> **Data shown**
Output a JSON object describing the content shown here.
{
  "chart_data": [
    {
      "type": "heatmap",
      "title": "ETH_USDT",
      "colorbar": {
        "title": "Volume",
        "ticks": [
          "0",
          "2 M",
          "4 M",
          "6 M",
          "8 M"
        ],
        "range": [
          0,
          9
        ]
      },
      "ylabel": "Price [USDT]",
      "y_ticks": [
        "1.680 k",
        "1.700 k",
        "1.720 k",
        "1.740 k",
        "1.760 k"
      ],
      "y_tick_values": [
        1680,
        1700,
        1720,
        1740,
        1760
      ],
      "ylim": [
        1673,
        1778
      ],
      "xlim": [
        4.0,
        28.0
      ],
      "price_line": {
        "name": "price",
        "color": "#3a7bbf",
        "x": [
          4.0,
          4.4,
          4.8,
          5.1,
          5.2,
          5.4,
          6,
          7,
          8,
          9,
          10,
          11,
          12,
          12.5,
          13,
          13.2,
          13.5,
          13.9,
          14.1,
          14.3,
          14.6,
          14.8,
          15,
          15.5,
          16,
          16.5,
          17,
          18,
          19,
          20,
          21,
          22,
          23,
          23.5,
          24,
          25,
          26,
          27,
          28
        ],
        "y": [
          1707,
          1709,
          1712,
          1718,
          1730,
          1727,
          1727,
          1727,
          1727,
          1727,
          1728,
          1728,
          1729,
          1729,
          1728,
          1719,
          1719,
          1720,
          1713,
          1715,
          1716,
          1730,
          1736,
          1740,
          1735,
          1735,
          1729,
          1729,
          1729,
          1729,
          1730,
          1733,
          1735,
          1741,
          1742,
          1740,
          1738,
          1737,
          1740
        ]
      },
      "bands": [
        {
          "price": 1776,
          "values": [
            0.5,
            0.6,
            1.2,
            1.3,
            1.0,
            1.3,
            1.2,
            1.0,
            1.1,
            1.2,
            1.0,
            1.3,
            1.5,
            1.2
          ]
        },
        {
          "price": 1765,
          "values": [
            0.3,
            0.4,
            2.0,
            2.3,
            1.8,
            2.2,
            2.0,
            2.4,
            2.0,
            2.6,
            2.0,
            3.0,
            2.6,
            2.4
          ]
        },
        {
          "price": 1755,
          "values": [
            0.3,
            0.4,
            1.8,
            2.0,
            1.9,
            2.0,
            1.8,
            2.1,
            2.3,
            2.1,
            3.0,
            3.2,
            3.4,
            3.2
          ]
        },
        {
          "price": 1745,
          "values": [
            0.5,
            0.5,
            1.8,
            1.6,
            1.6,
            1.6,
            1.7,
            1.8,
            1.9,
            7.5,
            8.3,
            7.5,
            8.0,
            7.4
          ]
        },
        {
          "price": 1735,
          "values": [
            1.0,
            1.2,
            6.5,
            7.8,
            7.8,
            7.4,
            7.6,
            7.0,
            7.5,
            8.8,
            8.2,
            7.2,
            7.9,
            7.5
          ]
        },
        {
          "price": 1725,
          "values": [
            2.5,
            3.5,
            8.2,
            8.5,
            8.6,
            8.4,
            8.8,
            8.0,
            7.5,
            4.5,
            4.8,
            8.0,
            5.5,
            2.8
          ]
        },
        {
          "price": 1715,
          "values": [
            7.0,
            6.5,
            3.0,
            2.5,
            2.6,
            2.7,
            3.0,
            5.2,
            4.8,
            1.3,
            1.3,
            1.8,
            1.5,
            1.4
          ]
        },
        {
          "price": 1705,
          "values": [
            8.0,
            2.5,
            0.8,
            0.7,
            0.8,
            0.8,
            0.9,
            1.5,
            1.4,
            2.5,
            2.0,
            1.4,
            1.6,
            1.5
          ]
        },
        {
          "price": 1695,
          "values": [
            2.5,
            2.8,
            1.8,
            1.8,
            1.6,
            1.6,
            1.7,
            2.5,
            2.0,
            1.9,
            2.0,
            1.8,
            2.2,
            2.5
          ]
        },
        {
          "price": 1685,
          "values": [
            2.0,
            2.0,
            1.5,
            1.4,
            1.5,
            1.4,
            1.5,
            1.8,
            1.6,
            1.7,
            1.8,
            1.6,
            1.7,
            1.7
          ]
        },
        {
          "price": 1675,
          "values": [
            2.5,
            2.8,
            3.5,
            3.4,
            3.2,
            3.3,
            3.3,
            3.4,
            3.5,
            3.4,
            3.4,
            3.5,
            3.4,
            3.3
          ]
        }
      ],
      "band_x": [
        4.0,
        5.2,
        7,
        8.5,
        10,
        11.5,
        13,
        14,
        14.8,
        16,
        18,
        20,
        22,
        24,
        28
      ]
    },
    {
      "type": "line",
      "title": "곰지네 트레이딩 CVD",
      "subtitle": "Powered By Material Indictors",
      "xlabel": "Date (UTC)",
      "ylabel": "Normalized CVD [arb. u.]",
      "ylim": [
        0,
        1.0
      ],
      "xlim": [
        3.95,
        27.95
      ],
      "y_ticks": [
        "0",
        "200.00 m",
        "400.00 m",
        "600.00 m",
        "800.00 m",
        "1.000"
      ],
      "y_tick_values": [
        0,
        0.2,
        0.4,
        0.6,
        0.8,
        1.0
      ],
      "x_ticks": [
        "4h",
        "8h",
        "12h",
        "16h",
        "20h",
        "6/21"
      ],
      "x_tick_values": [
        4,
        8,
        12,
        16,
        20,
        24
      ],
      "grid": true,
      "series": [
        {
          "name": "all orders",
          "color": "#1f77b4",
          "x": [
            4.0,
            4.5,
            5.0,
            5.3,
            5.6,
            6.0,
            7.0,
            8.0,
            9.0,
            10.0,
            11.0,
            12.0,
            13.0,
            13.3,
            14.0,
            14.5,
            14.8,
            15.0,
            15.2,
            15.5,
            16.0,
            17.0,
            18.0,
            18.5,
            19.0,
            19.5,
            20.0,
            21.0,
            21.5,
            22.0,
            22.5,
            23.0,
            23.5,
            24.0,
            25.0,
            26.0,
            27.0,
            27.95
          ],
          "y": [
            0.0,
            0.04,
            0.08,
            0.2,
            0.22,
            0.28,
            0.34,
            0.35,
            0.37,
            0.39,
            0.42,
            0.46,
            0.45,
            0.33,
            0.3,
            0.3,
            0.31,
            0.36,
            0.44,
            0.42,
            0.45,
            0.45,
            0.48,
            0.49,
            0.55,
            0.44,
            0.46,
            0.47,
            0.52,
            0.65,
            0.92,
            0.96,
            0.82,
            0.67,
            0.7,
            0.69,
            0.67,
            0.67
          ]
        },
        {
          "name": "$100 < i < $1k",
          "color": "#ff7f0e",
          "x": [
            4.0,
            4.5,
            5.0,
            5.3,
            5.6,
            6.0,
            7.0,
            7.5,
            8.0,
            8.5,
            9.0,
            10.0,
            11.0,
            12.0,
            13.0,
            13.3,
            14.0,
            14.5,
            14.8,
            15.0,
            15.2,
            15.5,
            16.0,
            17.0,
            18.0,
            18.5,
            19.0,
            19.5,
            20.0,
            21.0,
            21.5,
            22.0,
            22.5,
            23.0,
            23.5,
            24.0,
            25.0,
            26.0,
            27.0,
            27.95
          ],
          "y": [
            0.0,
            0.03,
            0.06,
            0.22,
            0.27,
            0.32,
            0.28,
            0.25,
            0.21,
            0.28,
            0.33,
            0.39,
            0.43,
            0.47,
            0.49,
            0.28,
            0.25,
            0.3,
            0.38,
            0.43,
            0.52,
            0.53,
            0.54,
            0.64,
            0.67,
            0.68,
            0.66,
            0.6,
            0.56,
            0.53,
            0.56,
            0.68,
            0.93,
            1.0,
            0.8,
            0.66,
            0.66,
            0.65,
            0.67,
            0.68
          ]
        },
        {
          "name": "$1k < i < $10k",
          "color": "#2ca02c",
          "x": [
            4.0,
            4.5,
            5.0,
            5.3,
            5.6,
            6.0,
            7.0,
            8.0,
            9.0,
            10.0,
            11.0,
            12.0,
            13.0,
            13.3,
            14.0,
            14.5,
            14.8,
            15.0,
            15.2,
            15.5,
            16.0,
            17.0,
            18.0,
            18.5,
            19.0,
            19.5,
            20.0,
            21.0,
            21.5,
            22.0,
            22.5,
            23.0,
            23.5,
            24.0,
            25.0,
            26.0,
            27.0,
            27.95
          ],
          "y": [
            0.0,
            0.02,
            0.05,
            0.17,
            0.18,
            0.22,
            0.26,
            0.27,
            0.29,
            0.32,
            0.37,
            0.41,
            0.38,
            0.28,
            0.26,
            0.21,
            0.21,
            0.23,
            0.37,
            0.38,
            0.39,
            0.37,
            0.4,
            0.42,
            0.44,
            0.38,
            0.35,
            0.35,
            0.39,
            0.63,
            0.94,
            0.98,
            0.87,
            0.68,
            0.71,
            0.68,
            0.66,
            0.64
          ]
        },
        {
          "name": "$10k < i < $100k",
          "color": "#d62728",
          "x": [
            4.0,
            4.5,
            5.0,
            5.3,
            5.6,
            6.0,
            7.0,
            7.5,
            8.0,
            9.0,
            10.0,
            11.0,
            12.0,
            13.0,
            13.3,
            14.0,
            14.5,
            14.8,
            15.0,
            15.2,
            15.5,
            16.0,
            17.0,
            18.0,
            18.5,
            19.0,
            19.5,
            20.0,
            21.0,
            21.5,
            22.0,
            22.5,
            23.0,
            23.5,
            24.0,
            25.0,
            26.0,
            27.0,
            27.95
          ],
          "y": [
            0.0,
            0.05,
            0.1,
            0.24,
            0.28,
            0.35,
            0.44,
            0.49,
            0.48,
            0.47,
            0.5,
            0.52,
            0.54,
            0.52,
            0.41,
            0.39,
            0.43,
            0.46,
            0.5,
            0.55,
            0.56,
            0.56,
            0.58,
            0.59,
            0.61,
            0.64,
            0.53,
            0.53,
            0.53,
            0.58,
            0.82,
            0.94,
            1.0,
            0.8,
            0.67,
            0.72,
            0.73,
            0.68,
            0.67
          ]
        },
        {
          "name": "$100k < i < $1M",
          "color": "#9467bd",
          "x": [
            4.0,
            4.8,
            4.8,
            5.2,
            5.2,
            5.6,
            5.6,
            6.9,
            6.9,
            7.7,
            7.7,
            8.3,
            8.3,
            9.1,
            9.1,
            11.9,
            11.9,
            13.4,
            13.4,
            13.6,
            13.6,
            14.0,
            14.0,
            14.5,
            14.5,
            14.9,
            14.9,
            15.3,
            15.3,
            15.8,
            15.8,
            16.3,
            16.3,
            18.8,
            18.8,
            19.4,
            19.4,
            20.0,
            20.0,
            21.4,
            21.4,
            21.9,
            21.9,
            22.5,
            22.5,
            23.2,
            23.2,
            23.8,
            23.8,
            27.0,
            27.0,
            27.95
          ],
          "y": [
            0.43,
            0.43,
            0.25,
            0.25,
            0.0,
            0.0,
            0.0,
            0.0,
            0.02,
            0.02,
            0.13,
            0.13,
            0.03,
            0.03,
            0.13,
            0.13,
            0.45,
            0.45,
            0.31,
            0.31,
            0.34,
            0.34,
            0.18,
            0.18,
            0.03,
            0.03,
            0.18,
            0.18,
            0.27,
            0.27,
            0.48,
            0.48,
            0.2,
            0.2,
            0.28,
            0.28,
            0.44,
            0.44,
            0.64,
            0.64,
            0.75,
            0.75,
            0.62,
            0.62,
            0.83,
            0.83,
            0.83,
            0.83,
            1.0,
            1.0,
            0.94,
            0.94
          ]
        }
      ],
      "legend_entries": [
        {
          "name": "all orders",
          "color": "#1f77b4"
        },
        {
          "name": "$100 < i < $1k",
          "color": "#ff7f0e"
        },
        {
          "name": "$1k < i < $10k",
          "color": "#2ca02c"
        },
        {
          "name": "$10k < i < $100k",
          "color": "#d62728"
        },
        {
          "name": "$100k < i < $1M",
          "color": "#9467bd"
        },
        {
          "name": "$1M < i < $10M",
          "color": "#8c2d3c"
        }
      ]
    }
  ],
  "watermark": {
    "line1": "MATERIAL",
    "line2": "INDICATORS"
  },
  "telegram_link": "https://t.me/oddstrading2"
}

> **Stated problem**
Find the lines above that contain the word "ylabel" and collect them.

> **Written reply**
      "ylabel": "Price [USDT]",
      "ylabel": "Normalized CVD [arb. u.]",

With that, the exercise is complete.